[Recorded data]

>>

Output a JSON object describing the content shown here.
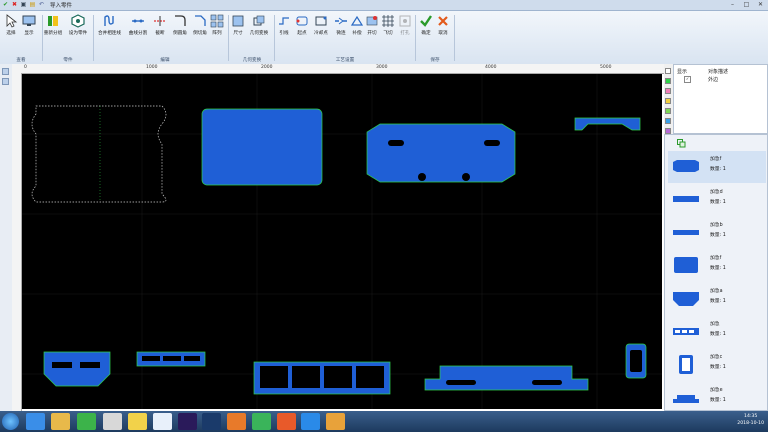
{
  "window": {
    "title": "导入零件",
    "min_icon": "minimize-icon",
    "max_icon": "maximize-icon",
    "close_icon": "close-icon"
  },
  "ribbon": {
    "groups": [
      {
        "label": "查看"
      },
      {
        "label": "零件"
      },
      {
        "label": "编辑"
      },
      {
        "label": "几何变换"
      },
      {
        "label": "工艺设置"
      },
      {
        "label": "保存"
      }
    ],
    "buttons": {
      "select": "选择",
      "display": "显示",
      "regroup": "重新分组",
      "set_part": "设为零件",
      "merge_lines": "合并相连线",
      "curve_split": "曲线分割",
      "break": "截断",
      "fillet": "倒圆角",
      "chamfer": "倒切角",
      "array": "阵列",
      "size": "尺寸",
      "geo_transform": "几何变换",
      "lead": "引线",
      "start_point": "起点",
      "cooling_point": "冷却点",
      "micro_joint": "微连",
      "compensation": "补偿",
      "open": "开切",
      "fly_cut": "飞切",
      "punch": "打孔",
      "confirm": "确定",
      "cancel": "取消"
    }
  },
  "ruler": {
    "top": [
      "0",
      "1000",
      "2000",
      "3000",
      "4000",
      "5000"
    ]
  },
  "layers": {
    "col_display": "显示",
    "col_layer": "对象描述",
    "row_name": "外边"
  },
  "parts": [
    {
      "name": "加急f",
      "qty_label": "数量: 1"
    },
    {
      "name": "加急d",
      "qty_label": "数量: 1"
    },
    {
      "name": "加急b",
      "qty_label": "数量: 1"
    },
    {
      "name": "加急f",
      "qty_label": "数量: 1"
    },
    {
      "name": "加急a",
      "qty_label": "数量: 1"
    },
    {
      "name": "加急",
      "qty_label": "数量: 1"
    },
    {
      "name": "加急c",
      "qty_label": "数量: 1"
    },
    {
      "name": "加急e",
      "qty_label": "数量: 1"
    }
  ],
  "taskbar": {
    "time": "14:35",
    "date": "2018-10-10"
  },
  "colors": {
    "part_fill": "#1f5fd6",
    "outline": "#2fd34a",
    "canvas_bg": "#000000"
  }
}
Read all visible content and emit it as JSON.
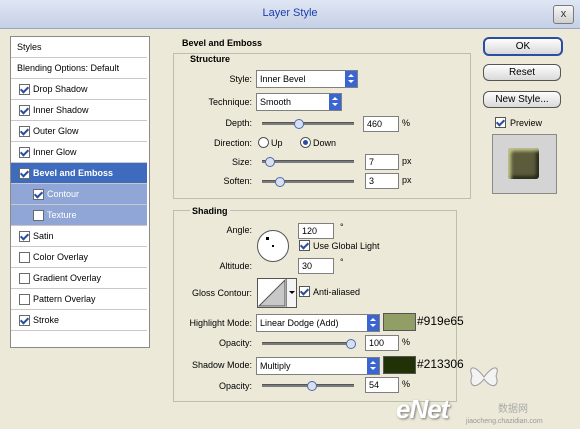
{
  "window": {
    "title": "Layer Style",
    "close_glyph": "x"
  },
  "sidebar": {
    "items": [
      {
        "label": "Styles",
        "kind": "header"
      },
      {
        "label": "Blending Options: Default",
        "kind": "header"
      },
      {
        "label": "Drop Shadow",
        "checked": true
      },
      {
        "label": "Inner Shadow",
        "checked": true
      },
      {
        "label": "Outer Glow",
        "checked": true
      },
      {
        "label": "Inner Glow",
        "checked": true
      },
      {
        "label": "Bevel and Emboss",
        "checked": true,
        "selected": true
      },
      {
        "label": "Contour",
        "checked": true,
        "sub": true
      },
      {
        "label": "Texture",
        "checked": false,
        "sub": true
      },
      {
        "label": "Satin",
        "checked": true
      },
      {
        "label": "Color Overlay",
        "checked": false
      },
      {
        "label": "Gradient Overlay",
        "checked": false
      },
      {
        "label": "Pattern Overlay",
        "checked": false
      },
      {
        "label": "Stroke",
        "checked": true
      }
    ]
  },
  "bevel": {
    "section_title": "Bevel and Emboss",
    "structure_title": "Structure",
    "style_label": "Style:",
    "style_value": "Inner Bevel",
    "technique_label": "Technique:",
    "technique_value": "Smooth",
    "depth_label": "Depth:",
    "depth_value": "460",
    "depth_unit": "%",
    "depth_level": 0.38,
    "direction_label": "Direction:",
    "dir_up": "Up",
    "dir_down": "Down",
    "direction_selected": "Down",
    "size_label": "Size:",
    "size_value": "7",
    "size_unit": "px",
    "size_level": 0.03,
    "soften_label": "Soften:",
    "soften_value": "3",
    "soften_unit": "px",
    "soften_level": 0.15
  },
  "shading": {
    "title": "Shading",
    "angle_label": "Angle:",
    "angle_value": "120",
    "angle_unit": "°",
    "global_light_label": "Use Global Light",
    "global_light_checked": true,
    "altitude_label": "Altitude:",
    "altitude_value": "30",
    "altitude_unit": "°",
    "gloss_label": "Gloss Contour:",
    "anti_aliased_label": "Anti-aliased",
    "anti_aliased_checked": true,
    "highlight_label": "Highlight Mode:",
    "highlight_mode": "Linear Dodge (Add)",
    "highlight_color": "#919e65",
    "highlight_hex": "#919e65",
    "h_opacity_label": "Opacity:",
    "h_opacity_value": "100",
    "h_opacity_unit": "%",
    "h_opacity_level": 1.0,
    "shadow_label": "Shadow Mode:",
    "shadow_mode": "Multiply",
    "shadow_color": "#213306",
    "shadow_hex": "#213306",
    "s_opacity_label": "Opacity:",
    "s_opacity_value": "54",
    "s_opacity_unit": "%",
    "s_opacity_level": 0.54
  },
  "buttons": {
    "ok": "OK",
    "reset": "Reset",
    "new_style": "New Style...",
    "preview_label": "Preview",
    "preview_checked": true
  },
  "watermark": {
    "brand": "eNet",
    "cn": "数据网",
    "url": "jiaocheng.chazidian.com"
  }
}
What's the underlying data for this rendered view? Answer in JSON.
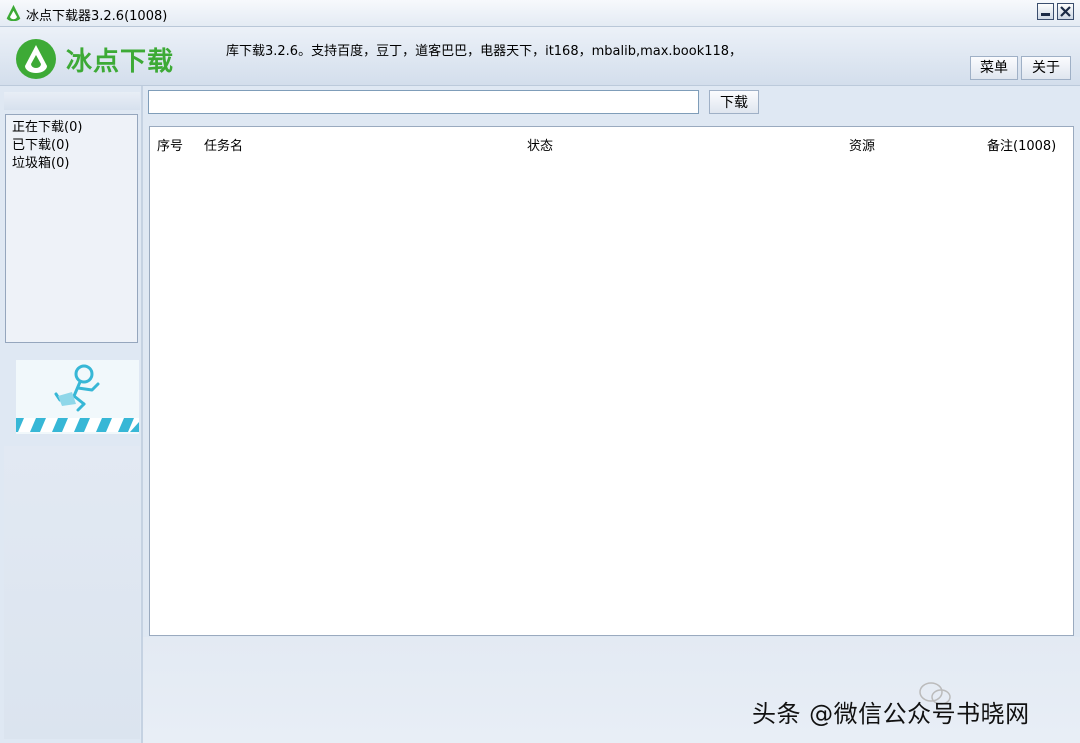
{
  "window": {
    "title": "冰点下载器3.2.6(1008)",
    "minimize_icon": "minimize-icon",
    "close_icon": "close-icon"
  },
  "header": {
    "logo_text": "冰点下载",
    "marquee": "库下载3.2.6。支持百度，豆丁，道客巴巴，电器天下，it168，mbalib,max.book118，",
    "menu_label": "菜单",
    "about_label": "关于"
  },
  "search": {
    "value": "",
    "placeholder": "",
    "download_label": "下载"
  },
  "categories": [
    {
      "label": "正在下载(0)"
    },
    {
      "label": "已下载(0)"
    },
    {
      "label": "垃圾箱(0)"
    }
  ],
  "table": {
    "columns": [
      "序号",
      "任务名",
      "状态",
      "资源",
      "备注(1008)"
    ],
    "rows": []
  },
  "watermark": "头条 @微信公众号书晓网",
  "colors": {
    "brand_green": "#3daa36",
    "banner_cyan": "#37b7d6"
  }
}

<<

Exercise goal ▸
Go through the entries above and count the lines containing the word "minimize"; give only that count.

Reply to the task ▸
2